[What this task involves] In your copy, reproduce the entries exactly as they are, minus the images.

Figure dataset records:
------------------------------------------------------------------------

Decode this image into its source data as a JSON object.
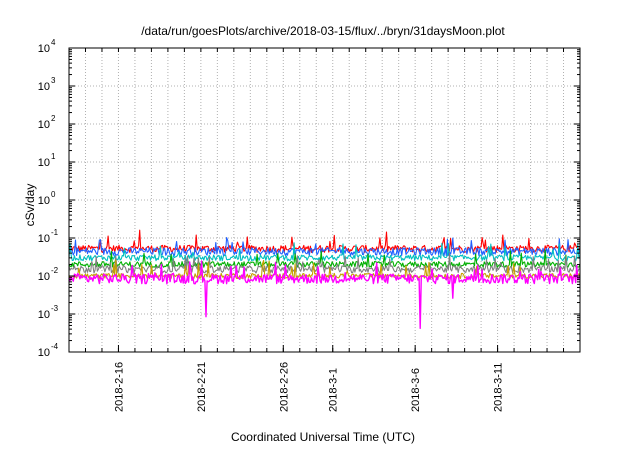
{
  "chart_data": {
    "type": "line",
    "title": "/data/run/goesPlots/archive/2018-03-15/flux/../bryn/31daysMoon.plot",
    "xlabel": "Coordinated Universal Time (UTC)",
    "ylabel": "cSv/day",
    "y_scale": "log",
    "ylim": [
      0.0001,
      10000
    ],
    "y_ticks": [
      {
        "value": 0.0001,
        "base": "10",
        "exp": "-4"
      },
      {
        "value": 0.001,
        "base": "10",
        "exp": "-3"
      },
      {
        "value": 0.01,
        "base": "10",
        "exp": "-2"
      },
      {
        "value": 0.1,
        "base": "10",
        "exp": "-1"
      },
      {
        "value": 1,
        "base": "10",
        "exp": "0"
      },
      {
        "value": 10,
        "base": "10",
        "exp": "1"
      },
      {
        "value": 100,
        "base": "10",
        "exp": "2"
      },
      {
        "value": 1000,
        "base": "10",
        "exp": "3"
      },
      {
        "value": 10000,
        "base": "10",
        "exp": "4"
      }
    ],
    "xlim": [
      "2018-02-13",
      "2018-03-16"
    ],
    "x_ticks": [
      "2018-2-16",
      "2018-2-21",
      "2018-2-26",
      "2018-3-1",
      "2018-3-6",
      "2018-3-11"
    ],
    "x_tick_dates": [
      "2018-02-16",
      "2018-02-21",
      "2018-02-26",
      "2018-03-01",
      "2018-03-06",
      "2018-03-11"
    ],
    "grid": true,
    "series": [
      {
        "color": "#ff0000",
        "base": 0.052,
        "spread": 0.22,
        "spikes": [
          {
            "date": "2018-02-17",
            "value": 0.16
          },
          {
            "date": "2018-03-11",
            "value": 0.12
          }
        ]
      },
      {
        "color": "#2060ff",
        "base": 0.044,
        "spread": 0.24,
        "spikes": [
          {
            "date": "2018-03-08",
            "value": 0.1
          },
          {
            "date": "2018-03-15",
            "value": 0.09
          }
        ]
      },
      {
        "color": "#00c0c0",
        "base": 0.03,
        "spread": 0.18,
        "spikes": []
      },
      {
        "color": "#00b000",
        "base": 0.02,
        "spread": 0.18,
        "spikes": []
      },
      {
        "color": "#808080",
        "base": 0.015,
        "spread": 0.22,
        "spikes": []
      },
      {
        "color": "#c8a000",
        "base": 0.01,
        "spread": 0.16,
        "spikes": []
      },
      {
        "color": "#ff00ff",
        "base": 0.0085,
        "spread": 0.3,
        "spikes": [
          {
            "date": "2018-02-21",
            "value": 0.00085
          },
          {
            "date": "2018-03-06",
            "value": 0.00042
          },
          {
            "date": "2018-03-08",
            "value": 0.0026
          }
        ]
      }
    ]
  }
}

------------------------------------------------------------------------

[Written solution]
Decode this image into its source data as a JSON object.
{
  "chart_data": {
    "type": "line",
    "title": "/data/run/goesPlots/archive/2018-03-15/flux/../bryn/31daysMoon.plot",
    "xlabel": "Coordinated Universal Time (UTC)",
    "ylabel": "cSv/day",
    "y_scale": "log",
    "ylim": [
      0.0001,
      10000
    ],
    "y_ticks": [
      {
        "value": 0.0001,
        "base": "10",
        "exp": "-4"
      },
      {
        "value": 0.001,
        "base": "10",
        "exp": "-3"
      },
      {
        "value": 0.01,
        "base": "10",
        "exp": "-2"
      },
      {
        "value": 0.1,
        "base": "10",
        "exp": "-1"
      },
      {
        "value": 1,
        "base": "10",
        "exp": "0"
      },
      {
        "value": 10,
        "base": "10",
        "exp": "1"
      },
      {
        "value": 100,
        "base": "10",
        "exp": "2"
      },
      {
        "value": 1000,
        "base": "10",
        "exp": "3"
      },
      {
        "value": 10000,
        "base": "10",
        "exp": "4"
      }
    ],
    "xlim": [
      "2018-02-13",
      "2018-03-16"
    ],
    "x_ticks": [
      "2018-2-16",
      "2018-2-21",
      "2018-2-26",
      "2018-3-1",
      "2018-3-6",
      "2018-3-11"
    ],
    "x_tick_dates": [
      "2018-02-16",
      "2018-02-21",
      "2018-02-26",
      "2018-03-01",
      "2018-03-06",
      "2018-03-11"
    ],
    "grid": true,
    "series": [
      {
        "color": "#ff0000",
        "base": 0.052,
        "spread": 0.22,
        "spikes": [
          {
            "date": "2018-02-17",
            "value": 0.16
          },
          {
            "date": "2018-03-11",
            "value": 0.12
          }
        ]
      },
      {
        "color": "#2060ff",
        "base": 0.044,
        "spread": 0.24,
        "spikes": [
          {
            "date": "2018-03-08",
            "value": 0.1
          },
          {
            "date": "2018-03-15",
            "value": 0.09
          }
        ]
      },
      {
        "color": "#00c0c0",
        "base": 0.03,
        "spread": 0.18,
        "spikes": []
      },
      {
        "color": "#00b000",
        "base": 0.02,
        "spread": 0.18,
        "spikes": []
      },
      {
        "color": "#808080",
        "base": 0.015,
        "spread": 0.22,
        "spikes": []
      },
      {
        "color": "#c8a000",
        "base": 0.01,
        "spread": 0.16,
        "spikes": []
      },
      {
        "color": "#ff00ff",
        "base": 0.0085,
        "spread": 0.3,
        "spikes": [
          {
            "date": "2018-02-21",
            "value": 0.00085
          },
          {
            "date": "2018-03-06",
            "value": 0.00042
          },
          {
            "date": "2018-03-08",
            "value": 0.0026
          }
        ]
      }
    ]
  }
}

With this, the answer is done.